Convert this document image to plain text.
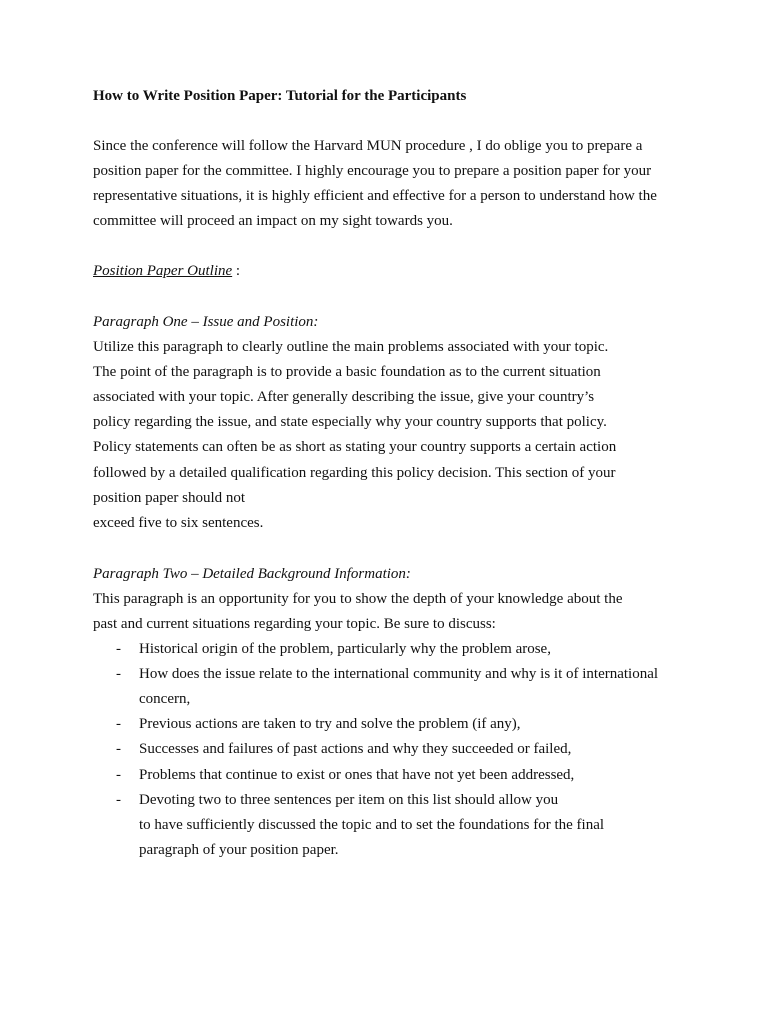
How to Write Position Paper: Tutorial for the Participants
Since the conference will follow the Harvard MUN procedure , I do oblige you to prepare a
position paper for the committee. I highly encourage you to prepare a position paper for your
representative situations, it is highly efficient and effective for a person to understand how the
committee will proceed an impact on my sight towards you.
Position Paper Outline :
Paragraph One – Issue and Position:
Utilize this paragraph to clearly outline the main problems associated with your topic.
The point of the paragraph is to provide a basic foundation as to the current situation
associated with your topic. After generally describing the issue, give your country’s
policy regarding the issue, and state especially why your country supports that policy.
Policy statements can often be as short as stating your country supports a certain action
followed by a detailed qualification regarding this policy decision. This section of your
position paper should not
exceed five to six sentences.
Paragraph Two – Detailed Background Information:
This paragraph is an opportunity for you to show the depth of your knowledge about the
past and current situations regarding your topic. Be sure to discuss:
- Historical origin of the problem, particularly why the problem arose,
- How does the issue relate to the international community and why is it of international
concern,
- Previous actions are taken to try and solve the problem (if any),
- Successes and failures of past actions and why they succeeded or failed,
- Problems that continue to exist or ones that have not yet been addressed,
- Devoting two to three sentences per item on this list should allow you
to have sufficiently discussed the topic and to set the foundations for the final
paragraph of your position paper.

---+---

Aim of the task → Reproduce each record from above exactly; pictures do not belong in the copy.

Expected output →
Convert this document image to plain text.
How to Write Position Paper: Tutorial for the Participants
Since the conference will follow the Harvard MUN procedure , I do oblige you to prepare a
position paper for the committee. I highly encourage you to prepare a position paper for your
representative situations, it is highly efficient and effective for a person to understand how the
committee will proceed an impact on my sight towards you.
Position Paper Outline :
Paragraph One – Issue and Position:
Utilize this paragraph to clearly outline the main problems associated with your topic.
The point of the paragraph is to provide a basic foundation as to the current situation
associated with your topic. After generally describing the issue, give your country’s
policy regarding the issue, and state especially why your country supports that policy.
Policy statements can often be as short as stating your country supports a certain action
followed by a detailed qualification regarding this policy decision. This section of your
position paper should not
exceed five to six sentences.
Paragraph Two – Detailed Background Information:
This paragraph is an opportunity for you to show the depth of your knowledge about the
past and current situations regarding your topic. Be sure to discuss:
- Historical origin of the problem, particularly why the problem arose,
- How does the issue relate to the international community and why is it of international
concern,
- Previous actions are taken to try and solve the problem (if any),
- Successes and failures of past actions and why they succeeded or failed,
- Problems that continue to exist or ones that have not yet been addressed,
- Devoting two to three sentences per item on this list should allow you
to have sufficiently discussed the topic and to set the foundations for the final
paragraph of your position paper.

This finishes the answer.